> [GIVEN REQUEST]:
Collect every line in the records below that contains the word "voltage".

>> Begin RECORD EXTRACTS

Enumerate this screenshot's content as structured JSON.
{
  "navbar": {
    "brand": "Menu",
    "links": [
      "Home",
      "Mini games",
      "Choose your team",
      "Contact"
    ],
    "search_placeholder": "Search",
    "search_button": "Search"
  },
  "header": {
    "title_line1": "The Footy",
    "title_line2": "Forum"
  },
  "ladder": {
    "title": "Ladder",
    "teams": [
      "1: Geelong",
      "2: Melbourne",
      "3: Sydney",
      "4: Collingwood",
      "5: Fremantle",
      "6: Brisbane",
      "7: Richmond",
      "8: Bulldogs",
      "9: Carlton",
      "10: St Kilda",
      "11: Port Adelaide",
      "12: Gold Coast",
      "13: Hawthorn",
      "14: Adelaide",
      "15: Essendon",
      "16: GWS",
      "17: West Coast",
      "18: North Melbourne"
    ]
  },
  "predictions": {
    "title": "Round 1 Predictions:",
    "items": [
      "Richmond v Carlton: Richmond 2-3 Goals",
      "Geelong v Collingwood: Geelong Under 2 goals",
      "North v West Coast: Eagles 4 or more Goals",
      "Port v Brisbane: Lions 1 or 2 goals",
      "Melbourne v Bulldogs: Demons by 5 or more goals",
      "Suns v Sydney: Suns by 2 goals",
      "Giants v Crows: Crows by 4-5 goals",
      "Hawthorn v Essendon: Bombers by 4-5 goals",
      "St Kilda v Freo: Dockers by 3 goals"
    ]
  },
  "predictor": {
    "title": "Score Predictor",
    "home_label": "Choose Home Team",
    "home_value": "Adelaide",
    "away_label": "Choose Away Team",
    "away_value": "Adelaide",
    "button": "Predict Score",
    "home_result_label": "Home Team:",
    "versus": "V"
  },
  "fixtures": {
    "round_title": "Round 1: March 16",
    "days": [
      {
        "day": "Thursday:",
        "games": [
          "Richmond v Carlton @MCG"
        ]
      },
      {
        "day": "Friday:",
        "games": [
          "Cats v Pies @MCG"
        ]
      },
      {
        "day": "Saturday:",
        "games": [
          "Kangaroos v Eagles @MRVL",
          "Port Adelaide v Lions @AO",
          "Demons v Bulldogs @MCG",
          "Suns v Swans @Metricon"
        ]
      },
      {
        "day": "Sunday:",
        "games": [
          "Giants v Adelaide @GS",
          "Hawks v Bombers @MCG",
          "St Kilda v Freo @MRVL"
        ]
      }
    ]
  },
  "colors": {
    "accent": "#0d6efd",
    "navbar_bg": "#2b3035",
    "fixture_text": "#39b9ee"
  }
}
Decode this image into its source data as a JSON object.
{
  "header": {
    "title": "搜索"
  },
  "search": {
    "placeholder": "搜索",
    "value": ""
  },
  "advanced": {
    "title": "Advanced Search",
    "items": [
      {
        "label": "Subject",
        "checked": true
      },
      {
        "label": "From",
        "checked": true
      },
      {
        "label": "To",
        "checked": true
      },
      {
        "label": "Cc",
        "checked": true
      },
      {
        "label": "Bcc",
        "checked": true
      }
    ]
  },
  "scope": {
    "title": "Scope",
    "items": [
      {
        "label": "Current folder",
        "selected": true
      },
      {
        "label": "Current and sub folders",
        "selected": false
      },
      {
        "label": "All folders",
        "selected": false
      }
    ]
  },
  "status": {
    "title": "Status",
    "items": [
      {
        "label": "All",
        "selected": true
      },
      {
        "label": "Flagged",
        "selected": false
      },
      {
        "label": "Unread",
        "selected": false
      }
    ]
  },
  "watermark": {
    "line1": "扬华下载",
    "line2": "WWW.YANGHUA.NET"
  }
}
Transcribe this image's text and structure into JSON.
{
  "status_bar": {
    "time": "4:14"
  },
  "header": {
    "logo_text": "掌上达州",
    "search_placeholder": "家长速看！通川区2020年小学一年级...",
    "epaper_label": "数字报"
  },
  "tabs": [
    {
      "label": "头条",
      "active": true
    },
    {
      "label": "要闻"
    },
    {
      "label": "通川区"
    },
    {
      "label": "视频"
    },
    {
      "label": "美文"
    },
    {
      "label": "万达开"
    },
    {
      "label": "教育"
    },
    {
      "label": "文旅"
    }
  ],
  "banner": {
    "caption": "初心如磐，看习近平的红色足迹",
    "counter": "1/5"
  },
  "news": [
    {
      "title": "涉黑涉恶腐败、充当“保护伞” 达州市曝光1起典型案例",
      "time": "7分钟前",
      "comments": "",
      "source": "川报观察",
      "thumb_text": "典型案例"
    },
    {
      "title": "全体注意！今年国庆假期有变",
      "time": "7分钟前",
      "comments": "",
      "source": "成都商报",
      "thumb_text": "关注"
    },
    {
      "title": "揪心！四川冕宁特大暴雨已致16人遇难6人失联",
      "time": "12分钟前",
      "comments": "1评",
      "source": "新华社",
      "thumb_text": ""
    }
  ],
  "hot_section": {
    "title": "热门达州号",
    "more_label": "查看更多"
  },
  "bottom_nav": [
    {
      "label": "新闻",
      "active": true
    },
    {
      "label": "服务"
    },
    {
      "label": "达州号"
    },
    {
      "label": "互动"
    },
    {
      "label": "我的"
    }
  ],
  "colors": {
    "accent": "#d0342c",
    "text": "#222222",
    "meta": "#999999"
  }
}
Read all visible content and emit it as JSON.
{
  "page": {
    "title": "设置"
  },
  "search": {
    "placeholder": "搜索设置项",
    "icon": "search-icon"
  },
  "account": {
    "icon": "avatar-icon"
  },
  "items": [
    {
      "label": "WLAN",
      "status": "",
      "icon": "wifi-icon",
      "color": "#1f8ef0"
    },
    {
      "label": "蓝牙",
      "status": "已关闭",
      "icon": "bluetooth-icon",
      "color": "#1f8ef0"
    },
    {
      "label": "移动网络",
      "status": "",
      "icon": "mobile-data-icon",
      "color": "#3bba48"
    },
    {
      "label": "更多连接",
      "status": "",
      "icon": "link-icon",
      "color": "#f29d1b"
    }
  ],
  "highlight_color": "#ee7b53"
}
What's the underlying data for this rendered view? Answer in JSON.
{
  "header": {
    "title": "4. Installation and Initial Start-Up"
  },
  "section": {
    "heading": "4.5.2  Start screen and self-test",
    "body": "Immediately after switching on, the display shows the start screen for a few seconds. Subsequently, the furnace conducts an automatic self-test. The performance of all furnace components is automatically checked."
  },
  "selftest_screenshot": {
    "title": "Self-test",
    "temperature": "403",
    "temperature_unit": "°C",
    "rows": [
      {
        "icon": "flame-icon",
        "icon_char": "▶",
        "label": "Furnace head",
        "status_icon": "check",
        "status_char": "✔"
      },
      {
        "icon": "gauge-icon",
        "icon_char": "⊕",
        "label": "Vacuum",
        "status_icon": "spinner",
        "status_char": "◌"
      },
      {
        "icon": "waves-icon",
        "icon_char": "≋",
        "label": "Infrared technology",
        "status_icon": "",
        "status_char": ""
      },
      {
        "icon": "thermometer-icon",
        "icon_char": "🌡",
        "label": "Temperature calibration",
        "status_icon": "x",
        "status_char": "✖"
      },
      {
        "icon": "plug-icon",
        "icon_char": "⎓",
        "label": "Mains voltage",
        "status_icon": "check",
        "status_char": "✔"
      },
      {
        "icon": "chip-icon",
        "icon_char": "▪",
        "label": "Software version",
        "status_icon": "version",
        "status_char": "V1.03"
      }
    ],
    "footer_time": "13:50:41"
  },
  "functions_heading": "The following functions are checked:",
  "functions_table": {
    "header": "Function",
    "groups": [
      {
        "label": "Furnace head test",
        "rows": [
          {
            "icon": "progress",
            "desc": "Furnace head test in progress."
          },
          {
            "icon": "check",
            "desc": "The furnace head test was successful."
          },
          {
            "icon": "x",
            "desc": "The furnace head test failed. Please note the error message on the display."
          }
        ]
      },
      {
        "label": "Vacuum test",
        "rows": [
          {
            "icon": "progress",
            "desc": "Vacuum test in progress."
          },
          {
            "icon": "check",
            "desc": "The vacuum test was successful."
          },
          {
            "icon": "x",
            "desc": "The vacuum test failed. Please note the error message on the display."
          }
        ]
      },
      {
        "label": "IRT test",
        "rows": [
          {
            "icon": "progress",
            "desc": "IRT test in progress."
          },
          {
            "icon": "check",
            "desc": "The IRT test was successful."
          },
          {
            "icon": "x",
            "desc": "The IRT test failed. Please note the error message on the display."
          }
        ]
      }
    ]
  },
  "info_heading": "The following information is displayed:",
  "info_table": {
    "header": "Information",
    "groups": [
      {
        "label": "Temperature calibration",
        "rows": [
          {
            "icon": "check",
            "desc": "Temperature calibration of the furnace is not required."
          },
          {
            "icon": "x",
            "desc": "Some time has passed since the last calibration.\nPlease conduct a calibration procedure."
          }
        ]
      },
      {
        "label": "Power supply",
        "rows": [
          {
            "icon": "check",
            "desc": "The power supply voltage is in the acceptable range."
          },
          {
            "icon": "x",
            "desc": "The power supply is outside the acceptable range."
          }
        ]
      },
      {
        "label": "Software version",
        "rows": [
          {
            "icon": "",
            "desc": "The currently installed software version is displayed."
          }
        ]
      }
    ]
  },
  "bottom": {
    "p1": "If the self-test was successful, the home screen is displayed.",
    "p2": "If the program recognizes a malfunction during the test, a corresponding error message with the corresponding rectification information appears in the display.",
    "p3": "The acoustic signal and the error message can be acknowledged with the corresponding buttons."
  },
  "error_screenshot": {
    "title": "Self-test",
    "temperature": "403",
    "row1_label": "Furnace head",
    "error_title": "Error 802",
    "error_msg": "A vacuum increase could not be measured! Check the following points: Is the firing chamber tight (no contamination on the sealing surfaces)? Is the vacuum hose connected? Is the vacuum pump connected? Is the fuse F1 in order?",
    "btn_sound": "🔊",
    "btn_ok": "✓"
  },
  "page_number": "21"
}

>> End RECORD EXTRACTS

> [RESULT OF THE TASK]:
        "label": "Mains voltage",
            "desc": "The power supply voltage is in the acceptable range."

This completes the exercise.